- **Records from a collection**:

§ §

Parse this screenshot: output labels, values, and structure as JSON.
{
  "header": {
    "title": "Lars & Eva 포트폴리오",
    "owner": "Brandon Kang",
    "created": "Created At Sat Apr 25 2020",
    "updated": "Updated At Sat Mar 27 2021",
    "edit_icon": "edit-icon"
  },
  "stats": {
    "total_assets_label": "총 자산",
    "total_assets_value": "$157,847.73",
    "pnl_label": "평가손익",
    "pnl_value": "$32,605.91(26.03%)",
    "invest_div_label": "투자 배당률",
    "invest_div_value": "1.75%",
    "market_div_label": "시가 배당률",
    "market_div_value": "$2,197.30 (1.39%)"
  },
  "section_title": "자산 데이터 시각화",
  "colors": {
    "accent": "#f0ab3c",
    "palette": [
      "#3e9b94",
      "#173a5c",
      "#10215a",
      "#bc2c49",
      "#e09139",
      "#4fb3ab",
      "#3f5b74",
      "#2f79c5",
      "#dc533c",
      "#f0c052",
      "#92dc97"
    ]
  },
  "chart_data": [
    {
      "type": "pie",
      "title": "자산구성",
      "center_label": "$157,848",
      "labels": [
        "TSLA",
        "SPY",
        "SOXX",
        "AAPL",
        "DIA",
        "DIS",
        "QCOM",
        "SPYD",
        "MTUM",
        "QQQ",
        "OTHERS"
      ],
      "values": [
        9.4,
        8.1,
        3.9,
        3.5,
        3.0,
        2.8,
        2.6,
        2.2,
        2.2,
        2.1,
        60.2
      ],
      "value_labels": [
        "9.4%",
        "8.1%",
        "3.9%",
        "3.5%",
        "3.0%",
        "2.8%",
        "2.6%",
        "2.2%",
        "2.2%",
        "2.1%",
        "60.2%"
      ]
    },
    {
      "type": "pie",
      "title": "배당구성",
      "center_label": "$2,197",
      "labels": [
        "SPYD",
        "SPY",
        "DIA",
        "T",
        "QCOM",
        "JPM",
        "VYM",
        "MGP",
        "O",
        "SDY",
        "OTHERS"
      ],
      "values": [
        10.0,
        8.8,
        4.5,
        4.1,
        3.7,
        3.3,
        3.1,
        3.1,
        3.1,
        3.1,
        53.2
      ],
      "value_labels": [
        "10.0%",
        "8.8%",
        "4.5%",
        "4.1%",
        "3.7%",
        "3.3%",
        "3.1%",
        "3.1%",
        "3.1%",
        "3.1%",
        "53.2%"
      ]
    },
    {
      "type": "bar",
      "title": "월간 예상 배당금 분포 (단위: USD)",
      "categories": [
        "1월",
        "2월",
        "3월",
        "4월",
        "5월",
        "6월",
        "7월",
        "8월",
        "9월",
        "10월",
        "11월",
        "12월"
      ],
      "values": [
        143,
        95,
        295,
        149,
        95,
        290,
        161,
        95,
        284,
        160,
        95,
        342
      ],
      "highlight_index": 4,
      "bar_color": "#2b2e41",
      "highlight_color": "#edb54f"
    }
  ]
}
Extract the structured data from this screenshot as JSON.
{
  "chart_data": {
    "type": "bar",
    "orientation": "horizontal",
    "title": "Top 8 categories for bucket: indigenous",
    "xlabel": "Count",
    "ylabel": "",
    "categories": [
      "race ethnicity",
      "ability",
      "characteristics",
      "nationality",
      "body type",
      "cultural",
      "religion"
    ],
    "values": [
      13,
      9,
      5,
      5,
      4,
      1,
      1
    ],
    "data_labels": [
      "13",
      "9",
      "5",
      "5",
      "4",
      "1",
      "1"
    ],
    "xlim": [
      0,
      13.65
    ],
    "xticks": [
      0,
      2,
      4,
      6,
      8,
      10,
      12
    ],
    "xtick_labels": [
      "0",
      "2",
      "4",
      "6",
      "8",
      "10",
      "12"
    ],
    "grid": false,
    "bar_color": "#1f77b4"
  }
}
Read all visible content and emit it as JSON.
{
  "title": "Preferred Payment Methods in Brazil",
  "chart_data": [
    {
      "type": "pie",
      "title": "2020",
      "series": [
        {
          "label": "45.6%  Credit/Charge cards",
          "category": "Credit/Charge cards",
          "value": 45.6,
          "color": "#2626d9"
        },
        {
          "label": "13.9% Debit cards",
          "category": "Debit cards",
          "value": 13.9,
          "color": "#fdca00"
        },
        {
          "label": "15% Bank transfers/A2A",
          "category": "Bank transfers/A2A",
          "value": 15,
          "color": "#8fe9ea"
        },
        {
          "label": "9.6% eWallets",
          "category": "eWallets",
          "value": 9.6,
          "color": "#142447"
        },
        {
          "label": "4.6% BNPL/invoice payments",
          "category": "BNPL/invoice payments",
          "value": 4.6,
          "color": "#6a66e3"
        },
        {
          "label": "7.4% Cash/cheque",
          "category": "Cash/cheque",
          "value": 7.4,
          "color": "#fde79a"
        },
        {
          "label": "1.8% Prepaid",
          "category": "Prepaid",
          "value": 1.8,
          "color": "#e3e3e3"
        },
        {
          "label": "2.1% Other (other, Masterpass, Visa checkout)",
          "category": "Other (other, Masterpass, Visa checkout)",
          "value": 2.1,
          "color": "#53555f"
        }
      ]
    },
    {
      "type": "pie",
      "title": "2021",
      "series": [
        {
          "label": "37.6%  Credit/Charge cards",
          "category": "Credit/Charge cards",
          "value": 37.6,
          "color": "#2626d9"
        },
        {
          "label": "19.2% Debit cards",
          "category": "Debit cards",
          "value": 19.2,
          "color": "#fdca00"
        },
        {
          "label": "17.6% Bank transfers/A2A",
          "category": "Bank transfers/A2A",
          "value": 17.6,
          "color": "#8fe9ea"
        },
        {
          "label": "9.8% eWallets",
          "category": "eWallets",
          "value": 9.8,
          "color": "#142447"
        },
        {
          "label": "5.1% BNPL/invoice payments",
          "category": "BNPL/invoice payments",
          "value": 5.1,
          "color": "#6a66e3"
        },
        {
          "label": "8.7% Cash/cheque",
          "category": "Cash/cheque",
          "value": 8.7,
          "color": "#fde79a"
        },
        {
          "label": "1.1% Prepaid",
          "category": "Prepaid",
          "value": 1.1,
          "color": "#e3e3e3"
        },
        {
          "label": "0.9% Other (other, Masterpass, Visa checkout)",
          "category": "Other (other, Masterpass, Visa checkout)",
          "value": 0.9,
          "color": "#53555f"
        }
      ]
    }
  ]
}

§ §

- **Goal**:
Nothing should be changed: write out all of the data as is.

- **Exercise answer**:
Parse this screenshot: output labels, values, and structure as JSON.
{
  "header": {
    "title": "Lars & Eva 포트폴리오",
    "owner": "Brandon Kang",
    "created": "Created At Sat Apr 25 2020",
    "updated": "Updated At Sat Mar 27 2021",
    "edit_icon": "edit-icon"
  },
  "stats": {
    "total_assets_label": "총 자산",
    "total_assets_value": "$157,847.73",
    "pnl_label": "평가손익",
    "pnl_value": "$32,605.91(26.03%)",
    "invest_div_label": "투자 배당률",
    "invest_div_value": "1.75%",
    "market_div_label": "시가 배당률",
    "market_div_value": "$2,197.30 (1.39%)"
  },
  "section_title": "자산 데이터 시각화",
  "colors": {
    "accent": "#f0ab3c",
    "palette": [
      "#3e9b94",
      "#173a5c",
      "#10215a",
      "#bc2c49",
      "#e09139",
      "#4fb3ab",
      "#3f5b74",
      "#2f79c5",
      "#dc533c",
      "#f0c052",
      "#92dc97"
    ]
  },
  "chart_data": [
    {
      "type": "pie",
      "title": "자산구성",
      "center_label": "$157,848",
      "labels": [
        "TSLA",
        "SPY",
        "SOXX",
        "AAPL",
        "DIA",
        "DIS",
        "QCOM",
        "SPYD",
        "MTUM",
        "QQQ",
        "OTHERS"
      ],
      "values": [
        9.4,
        8.1,
        3.9,
        3.5,
        3.0,
        2.8,
        2.6,
        2.2,
        2.2,
        2.1,
        60.2
      ],
      "value_labels": [
        "9.4%",
        "8.1%",
        "3.9%",
        "3.5%",
        "3.0%",
        "2.8%",
        "2.6%",
        "2.2%",
        "2.2%",
        "2.1%",
        "60.2%"
      ]
    },
    {
      "type": "pie",
      "title": "배당구성",
      "center_label": "$2,197",
      "labels": [
        "SPYD",
        "SPY",
        "DIA",
        "T",
        "QCOM",
        "JPM",
        "VYM",
        "MGP",
        "O",
        "SDY",
        "OTHERS"
      ],
      "values": [
        10.0,
        8.8,
        4.5,
        4.1,
        3.7,
        3.3,
        3.1,
        3.1,
        3.1,
        3.1,
        53.2
      ],
      "value_labels": [
        "10.0%",
        "8.8%",
        "4.5%",
        "4.1%",
        "3.7%",
        "3.3%",
        "3.1%",
        "3.1%",
        "3.1%",
        "3.1%",
        "53.2%"
      ]
    },
    {
      "type": "bar",
      "title": "월간 예상 배당금 분포 (단위: USD)",
      "categories": [
        "1월",
        "2월",
        "3월",
        "4월",
        "5월",
        "6월",
        "7월",
        "8월",
        "9월",
        "10월",
        "11월",
        "12월"
      ],
      "values": [
        143,
        95,
        295,
        149,
        95,
        290,
        161,
        95,
        284,
        160,
        95,
        342
      ],
      "highlight_index": 4,
      "bar_color": "#2b2e41",
      "highlight_color": "#edb54f"
    }
  ]
}
Extract the structured data from this screenshot as JSON.
{
  "chart_data": {
    "type": "bar",
    "orientation": "horizontal",
    "title": "Top 8 categories for bucket: indigenous",
    "xlabel": "Count",
    "ylabel": "",
    "categories": [
      "race ethnicity",
      "ability",
      "characteristics",
      "nationality",
      "body type",
      "cultural",
      "religion"
    ],
    "values": [
      13,
      9,
      5,
      5,
      4,
      1,
      1
    ],
    "data_labels": [
      "13",
      "9",
      "5",
      "5",
      "4",
      "1",
      "1"
    ],
    "xlim": [
      0,
      13.65
    ],
    "xticks": [
      0,
      2,
      4,
      6,
      8,
      10,
      12
    ],
    "xtick_labels": [
      "0",
      "2",
      "4",
      "6",
      "8",
      "10",
      "12"
    ],
    "grid": false,
    "bar_color": "#1f77b4"
  }
}
Read all visible content and emit it as JSON.
{
  "title": "Preferred Payment Methods in Brazil",
  "chart_data": [
    {
      "type": "pie",
      "title": "2020",
      "series": [
        {
          "label": "45.6%  Credit/Charge cards",
          "category": "Credit/Charge cards",
          "value": 45.6,
          "color": "#2626d9"
        },
        {
          "label": "13.9% Debit cards",
          "category": "Debit cards",
          "value": 13.9,
          "color": "#fdca00"
        },
        {
          "label": "15% Bank transfers/A2A",
          "category": "Bank transfers/A2A",
          "value": 15,
          "color": "#8fe9ea"
        },
        {
          "label": "9.6% eWallets",
          "category": "eWallets",
          "value": 9.6,
          "color": "#142447"
        },
        {
          "label": "4.6% BNPL/invoice payments",
          "category": "BNPL/invoice payments",
          "value": 4.6,
          "color": "#6a66e3"
        },
        {
          "label": "7.4% Cash/cheque",
          "category": "Cash/cheque",
          "value": 7.4,
          "color": "#fde79a"
        },
        {
          "label": "1.8% Prepaid",
          "category": "Prepaid",
          "value": 1.8,
          "color": "#e3e3e3"
        },
        {
          "label": "2.1% Other (other, Masterpass, Visa checkout)",
          "category": "Other (other, Masterpass, Visa checkout)",
          "value": 2.1,
          "color": "#53555f"
        }
      ]
    },
    {
      "type": "pie",
      "title": "2021",
      "series": [
        {
          "label": "37.6%  Credit/Charge cards",
          "category": "Credit/Charge cards",
          "value": 37.6,
          "color": "#2626d9"
        },
        {
          "label": "19.2% Debit cards",
          "category": "Debit cards",
          "value": 19.2,
          "color": "#fdca00"
        },
        {
          "label": "17.6% Bank transfers/A2A",
          "category": "Bank transfers/A2A",
          "value": 17.6,
          "color": "#8fe9ea"
        },
        {
          "label": "9.8% eWallets",
          "category": "eWallets",
          "value": 9.8,
          "color": "#142447"
        },
        {
          "label": "5.1% BNPL/invoice payments",
          "category": "BNPL/invoice payments",
          "value": 5.1,
          "color": "#6a66e3"
        },
        {
          "label": "8.7% Cash/cheque",
          "category": "Cash/cheque",
          "value": 8.7,
          "color": "#fde79a"
        },
        {
          "label": "1.1% Prepaid",
          "category": "Prepaid",
          "value": 1.1,
          "color": "#e3e3e3"
        },
        {
          "label": "0.9% Other (other, Masterpass, Visa checkout)",
          "category": "Other (other, Masterpass, Visa checkout)",
          "value": 0.9,
          "color": "#53555f"
        }
      ]
    }
  ]
}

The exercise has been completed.